» Goal: Write the data below out exactly as it stands. Do not include the pictures.

» Data to process:

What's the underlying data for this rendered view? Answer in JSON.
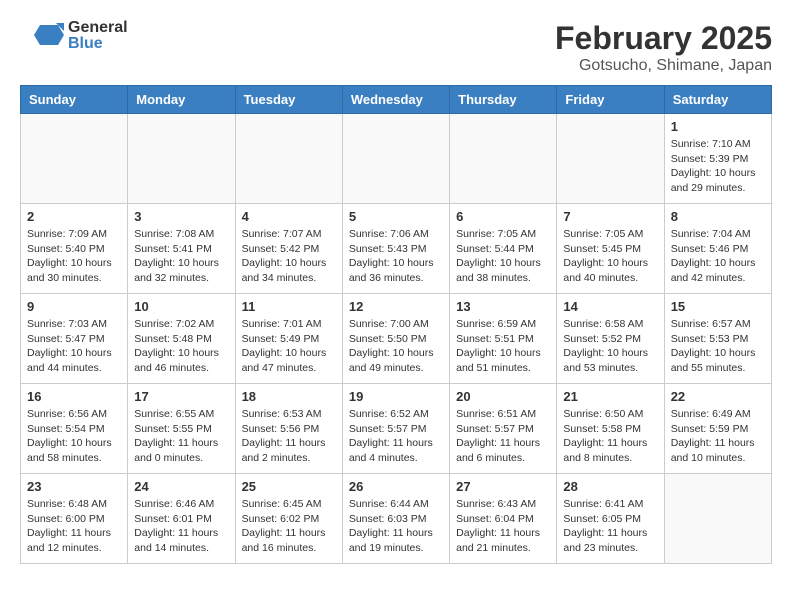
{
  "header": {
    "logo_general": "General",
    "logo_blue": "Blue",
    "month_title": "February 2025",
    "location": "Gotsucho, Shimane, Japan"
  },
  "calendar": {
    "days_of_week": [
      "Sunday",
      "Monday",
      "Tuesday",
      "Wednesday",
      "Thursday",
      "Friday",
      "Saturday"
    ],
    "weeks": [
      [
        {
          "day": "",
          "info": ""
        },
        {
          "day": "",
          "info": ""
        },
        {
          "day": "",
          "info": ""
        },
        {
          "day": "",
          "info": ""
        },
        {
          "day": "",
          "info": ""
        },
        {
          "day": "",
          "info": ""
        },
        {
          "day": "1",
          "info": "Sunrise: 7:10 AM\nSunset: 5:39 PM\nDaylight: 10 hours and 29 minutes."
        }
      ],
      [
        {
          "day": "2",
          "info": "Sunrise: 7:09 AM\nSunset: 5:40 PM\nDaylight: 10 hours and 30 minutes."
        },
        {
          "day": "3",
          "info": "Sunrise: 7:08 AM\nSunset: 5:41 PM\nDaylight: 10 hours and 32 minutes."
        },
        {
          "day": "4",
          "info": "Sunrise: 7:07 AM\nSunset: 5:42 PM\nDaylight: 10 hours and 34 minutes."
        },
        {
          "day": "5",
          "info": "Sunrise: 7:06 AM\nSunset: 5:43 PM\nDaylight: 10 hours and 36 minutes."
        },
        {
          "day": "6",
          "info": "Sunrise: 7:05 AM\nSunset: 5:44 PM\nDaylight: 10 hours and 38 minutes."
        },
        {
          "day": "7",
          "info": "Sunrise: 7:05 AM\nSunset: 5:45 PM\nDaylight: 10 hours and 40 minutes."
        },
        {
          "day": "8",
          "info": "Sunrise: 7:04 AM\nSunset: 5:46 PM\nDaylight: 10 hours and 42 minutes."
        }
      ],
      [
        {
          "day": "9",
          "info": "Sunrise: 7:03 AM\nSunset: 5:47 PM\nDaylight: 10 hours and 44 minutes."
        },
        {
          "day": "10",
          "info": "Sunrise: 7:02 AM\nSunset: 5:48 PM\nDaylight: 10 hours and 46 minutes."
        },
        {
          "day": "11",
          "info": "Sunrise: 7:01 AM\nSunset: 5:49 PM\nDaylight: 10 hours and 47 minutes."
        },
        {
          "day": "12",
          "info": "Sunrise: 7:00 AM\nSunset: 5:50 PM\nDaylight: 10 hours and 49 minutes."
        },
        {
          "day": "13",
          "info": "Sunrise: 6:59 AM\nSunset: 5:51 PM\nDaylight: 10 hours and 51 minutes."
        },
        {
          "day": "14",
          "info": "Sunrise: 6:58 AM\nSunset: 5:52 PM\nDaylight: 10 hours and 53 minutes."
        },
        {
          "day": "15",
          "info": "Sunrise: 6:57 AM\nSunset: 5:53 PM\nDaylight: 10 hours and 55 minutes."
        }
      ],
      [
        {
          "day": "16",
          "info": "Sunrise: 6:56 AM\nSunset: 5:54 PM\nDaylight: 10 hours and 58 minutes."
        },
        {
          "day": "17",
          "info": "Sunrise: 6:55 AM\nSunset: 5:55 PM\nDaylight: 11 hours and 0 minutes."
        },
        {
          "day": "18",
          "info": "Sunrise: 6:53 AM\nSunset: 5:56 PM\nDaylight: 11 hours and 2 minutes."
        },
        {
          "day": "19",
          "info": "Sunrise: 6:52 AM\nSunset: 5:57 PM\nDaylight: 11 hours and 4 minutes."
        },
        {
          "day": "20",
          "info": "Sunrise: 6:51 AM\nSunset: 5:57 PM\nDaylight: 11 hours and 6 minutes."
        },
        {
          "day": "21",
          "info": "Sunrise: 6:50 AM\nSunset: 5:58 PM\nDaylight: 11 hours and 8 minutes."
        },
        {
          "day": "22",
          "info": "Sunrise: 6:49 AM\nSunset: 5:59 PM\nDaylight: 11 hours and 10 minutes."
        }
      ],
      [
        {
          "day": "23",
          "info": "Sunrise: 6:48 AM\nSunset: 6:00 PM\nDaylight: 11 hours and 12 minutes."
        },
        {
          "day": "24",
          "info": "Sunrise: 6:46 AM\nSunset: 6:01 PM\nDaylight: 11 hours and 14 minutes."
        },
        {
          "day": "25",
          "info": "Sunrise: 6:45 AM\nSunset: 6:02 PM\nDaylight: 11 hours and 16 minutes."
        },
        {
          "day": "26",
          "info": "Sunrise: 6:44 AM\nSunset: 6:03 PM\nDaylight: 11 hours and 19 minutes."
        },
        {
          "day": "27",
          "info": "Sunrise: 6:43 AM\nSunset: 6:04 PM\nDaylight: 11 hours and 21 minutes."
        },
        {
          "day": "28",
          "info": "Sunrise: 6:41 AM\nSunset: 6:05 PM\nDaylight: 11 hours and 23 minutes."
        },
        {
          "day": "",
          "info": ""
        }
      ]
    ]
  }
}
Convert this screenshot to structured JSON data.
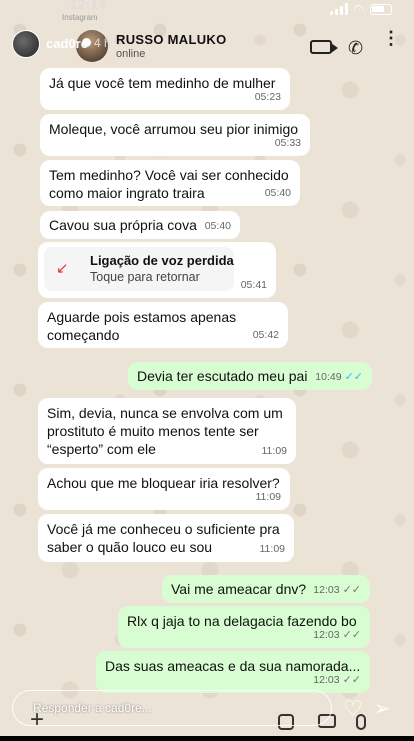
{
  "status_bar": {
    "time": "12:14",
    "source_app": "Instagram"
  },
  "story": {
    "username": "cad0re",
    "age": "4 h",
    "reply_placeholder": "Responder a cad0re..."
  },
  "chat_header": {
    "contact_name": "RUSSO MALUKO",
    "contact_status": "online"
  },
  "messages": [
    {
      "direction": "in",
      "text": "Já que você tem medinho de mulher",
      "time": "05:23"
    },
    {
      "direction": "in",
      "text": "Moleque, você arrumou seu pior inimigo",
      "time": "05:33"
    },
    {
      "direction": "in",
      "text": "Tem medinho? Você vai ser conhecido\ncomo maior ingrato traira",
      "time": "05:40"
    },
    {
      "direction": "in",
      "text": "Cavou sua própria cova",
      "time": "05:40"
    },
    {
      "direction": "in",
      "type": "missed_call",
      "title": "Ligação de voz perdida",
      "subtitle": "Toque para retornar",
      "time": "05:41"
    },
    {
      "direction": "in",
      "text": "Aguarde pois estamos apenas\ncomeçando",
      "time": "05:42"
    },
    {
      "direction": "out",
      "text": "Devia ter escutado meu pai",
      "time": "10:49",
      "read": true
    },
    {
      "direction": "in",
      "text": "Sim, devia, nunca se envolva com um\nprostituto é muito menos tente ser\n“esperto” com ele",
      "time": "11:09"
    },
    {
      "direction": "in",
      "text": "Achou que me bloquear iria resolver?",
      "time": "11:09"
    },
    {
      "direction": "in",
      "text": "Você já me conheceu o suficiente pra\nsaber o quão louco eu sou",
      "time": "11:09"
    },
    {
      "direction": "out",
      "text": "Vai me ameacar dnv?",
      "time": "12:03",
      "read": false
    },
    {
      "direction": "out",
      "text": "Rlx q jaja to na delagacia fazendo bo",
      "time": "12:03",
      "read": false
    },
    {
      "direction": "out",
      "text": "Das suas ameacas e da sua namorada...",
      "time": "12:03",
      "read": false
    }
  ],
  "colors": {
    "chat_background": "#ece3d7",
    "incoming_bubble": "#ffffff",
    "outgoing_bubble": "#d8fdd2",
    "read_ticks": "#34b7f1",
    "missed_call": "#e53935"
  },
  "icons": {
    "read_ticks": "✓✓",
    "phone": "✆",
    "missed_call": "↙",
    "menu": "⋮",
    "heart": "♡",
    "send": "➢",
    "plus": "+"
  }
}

» Reply to the task:
What's the underlying data for this rendered view? Answer in JSON.
{
  "header": {
    "logo_general": "General",
    "logo_blue": "Blue",
    "month_title": "February 2025",
    "location": "Gotsucho, Shimane, Japan"
  },
  "calendar": {
    "days_of_week": [
      "Sunday",
      "Monday",
      "Tuesday",
      "Wednesday",
      "Thursday",
      "Friday",
      "Saturday"
    ],
    "weeks": [
      [
        {
          "day": "",
          "info": ""
        },
        {
          "day": "",
          "info": ""
        },
        {
          "day": "",
          "info": ""
        },
        {
          "day": "",
          "info": ""
        },
        {
          "day": "",
          "info": ""
        },
        {
          "day": "",
          "info": ""
        },
        {
          "day": "1",
          "info": "Sunrise: 7:10 AM\nSunset: 5:39 PM\nDaylight: 10 hours and 29 minutes."
        }
      ],
      [
        {
          "day": "2",
          "info": "Sunrise: 7:09 AM\nSunset: 5:40 PM\nDaylight: 10 hours and 30 minutes."
        },
        {
          "day": "3",
          "info": "Sunrise: 7:08 AM\nSunset: 5:41 PM\nDaylight: 10 hours and 32 minutes."
        },
        {
          "day": "4",
          "info": "Sunrise: 7:07 AM\nSunset: 5:42 PM\nDaylight: 10 hours and 34 minutes."
        },
        {
          "day": "5",
          "info": "Sunrise: 7:06 AM\nSunset: 5:43 PM\nDaylight: 10 hours and 36 minutes."
        },
        {
          "day": "6",
          "info": "Sunrise: 7:05 AM\nSunset: 5:44 PM\nDaylight: 10 hours and 38 minutes."
        },
        {
          "day": "7",
          "info": "Sunrise: 7:05 AM\nSunset: 5:45 PM\nDaylight: 10 hours and 40 minutes."
        },
        {
          "day": "8",
          "info": "Sunrise: 7:04 AM\nSunset: 5:46 PM\nDaylight: 10 hours and 42 minutes."
        }
      ],
      [
        {
          "day": "9",
          "info": "Sunrise: 7:03 AM\nSunset: 5:47 PM\nDaylight: 10 hours and 44 minutes."
        },
        {
          "day": "10",
          "info": "Sunrise: 7:02 AM\nSunset: 5:48 PM\nDaylight: 10 hours and 46 minutes."
        },
        {
          "day": "11",
          "info": "Sunrise: 7:01 AM\nSunset: 5:49 PM\nDaylight: 10 hours and 47 minutes."
        },
        {
          "day": "12",
          "info": "Sunrise: 7:00 AM\nSunset: 5:50 PM\nDaylight: 10 hours and 49 minutes."
        },
        {
          "day": "13",
          "info": "Sunrise: 6:59 AM\nSunset: 5:51 PM\nDaylight: 10 hours and 51 minutes."
        },
        {
          "day": "14",
          "info": "Sunrise: 6:58 AM\nSunset: 5:52 PM\nDaylight: 10 hours and 53 minutes."
        },
        {
          "day": "15",
          "info": "Sunrise: 6:57 AM\nSunset: 5:53 PM\nDaylight: 10 hours and 55 minutes."
        }
      ],
      [
        {
          "day": "16",
          "info": "Sunrise: 6:56 AM\nSunset: 5:54 PM\nDaylight: 10 hours and 58 minutes."
        },
        {
          "day": "17",
          "info": "Sunrise: 6:55 AM\nSunset: 5:55 PM\nDaylight: 11 hours and 0 minutes."
        },
        {
          "day": "18",
          "info": "Sunrise: 6:53 AM\nSunset: 5:56 PM\nDaylight: 11 hours and 2 minutes."
        },
        {
          "day": "19",
          "info": "Sunrise: 6:52 AM\nSunset: 5:57 PM\nDaylight: 11 hours and 4 minutes."
        },
        {
          "day": "20",
          "info": "Sunrise: 6:51 AM\nSunset: 5:57 PM\nDaylight: 11 hours and 6 minutes."
        },
        {
          "day": "21",
          "info": "Sunrise: 6:50 AM\nSunset: 5:58 PM\nDaylight: 11 hours and 8 minutes."
        },
        {
          "day": "22",
          "info": "Sunrise: 6:49 AM\nSunset: 5:59 PM\nDaylight: 11 hours and 10 minutes."
        }
      ],
      [
        {
          "day": "23",
          "info": "Sunrise: 6:48 AM\nSunset: 6:00 PM\nDaylight: 11 hours and 12 minutes."
        },
        {
          "day": "24",
          "info": "Sunrise: 6:46 AM\nSunset: 6:01 PM\nDaylight: 11 hours and 14 minutes."
        },
        {
          "day": "25",
          "info": "Sunrise: 6:45 AM\nSunset: 6:02 PM\nDaylight: 11 hours and 16 minutes."
        },
        {
          "day": "26",
          "info": "Sunrise: 6:44 AM\nSunset: 6:03 PM\nDaylight: 11 hours and 19 minutes."
        },
        {
          "day": "27",
          "info": "Sunrise: 6:43 AM\nSunset: 6:04 PM\nDaylight: 11 hours and 21 minutes."
        },
        {
          "day": "28",
          "info": "Sunrise: 6:41 AM\nSunset: 6:05 PM\nDaylight: 11 hours and 23 minutes."
        },
        {
          "day": "",
          "info": ""
        }
      ]
    ]
  }
}
Convert this screenshot to structured JSON data.
{
  "status_bar": {
    "time": "12:14",
    "source_app": "Instagram"
  },
  "story": {
    "username": "cad0re",
    "age": "4 h",
    "reply_placeholder": "Responder a cad0re..."
  },
  "chat_header": {
    "contact_name": "RUSSO MALUKO",
    "contact_status": "online"
  },
  "messages": [
    {
      "direction": "in",
      "text": "Já que você tem medinho de mulher",
      "time": "05:23"
    },
    {
      "direction": "in",
      "text": "Moleque, você arrumou seu pior inimigo",
      "time": "05:33"
    },
    {
      "direction": "in",
      "text": "Tem medinho? Você vai ser conhecido\ncomo maior ingrato traira",
      "time": "05:40"
    },
    {
      "direction": "in",
      "text": "Cavou sua própria cova",
      "time": "05:40"
    },
    {
      "direction": "in",
      "type": "missed_call",
      "title": "Ligação de voz perdida",
      "subtitle": "Toque para retornar",
      "time": "05:41"
    },
    {
      "direction": "in",
      "text": "Aguarde pois estamos apenas\ncomeçando",
      "time": "05:42"
    },
    {
      "direction": "out",
      "text": "Devia ter escutado meu pai",
      "time": "10:49",
      "read": true
    },
    {
      "direction": "in",
      "text": "Sim, devia, nunca se envolva com um\nprostituto é muito menos tente ser\n“esperto” com ele",
      "time": "11:09"
    },
    {
      "direction": "in",
      "text": "Achou que me bloquear iria resolver?",
      "time": "11:09"
    },
    {
      "direction": "in",
      "text": "Você já me conheceu o suficiente pra\nsaber o quão louco eu sou",
      "time": "11:09"
    },
    {
      "direction": "out",
      "text": "Vai me ameacar dnv?",
      "time": "12:03",
      "read": false
    },
    {
      "direction": "out",
      "text": "Rlx q jaja to na delagacia fazendo bo",
      "time": "12:03",
      "read": false
    },
    {
      "direction": "out",
      "text": "Das suas ameacas e da sua namorada...",
      "time": "12:03",
      "read": false
    }
  ],
  "colors": {
    "chat_background": "#ece3d7",
    "incoming_bubble": "#ffffff",
    "outgoing_bubble": "#d8fdd2",
    "read_ticks": "#34b7f1",
    "missed_call": "#e53935"
  },
  "icons": {
    "read_ticks": "✓✓",
    "phone": "✆",
    "missed_call": "↙",
    "menu": "⋮",
    "heart": "♡",
    "send": "➢",
    "plus": "+"
  }
}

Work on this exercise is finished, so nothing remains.